### REQUIREMENT
Copy all the data exactly, except the pictures.

======

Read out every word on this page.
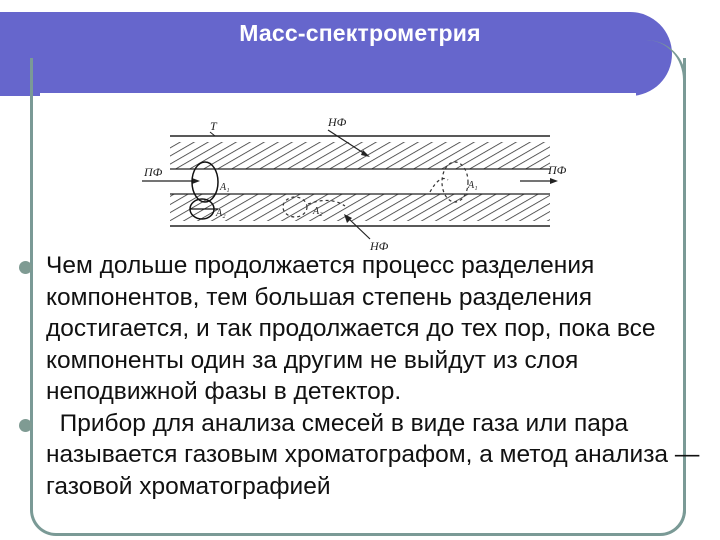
Масс-спектрометрия
T	НФ
НФ
ПФ	ПФ
A₁
A₂	A₂
A₁
Чем дольше продолжается процесс разделения компонентов, тем большая степень разделения достигается, и так продолжается до тех пор, пока все компоненты один за другим не выйдут из слоя неподвижной фазы в детектор.
Прибор для анализа смесей в виде газа или пара называется газовым хроматографом, а метод анализа — газовой хроматографией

======

### SOLUTION TO THIS EXERCISE
Read out every word on this page.
Масс-спектрометрия
T	НФ
НФ
ПФ	ПФ
A₁
A₂	A₂
A₁
Чем дольше продолжается процесс разделения компонентов, тем большая степень разделения достигается, и так продолжается до тех пор, пока все компоненты один за другим не выйдут из слоя неподвижной фазы в детектор.
Прибор для анализа смесей в виде газа или пара называется газовым хроматографом, а метод анализа — газовой хроматографией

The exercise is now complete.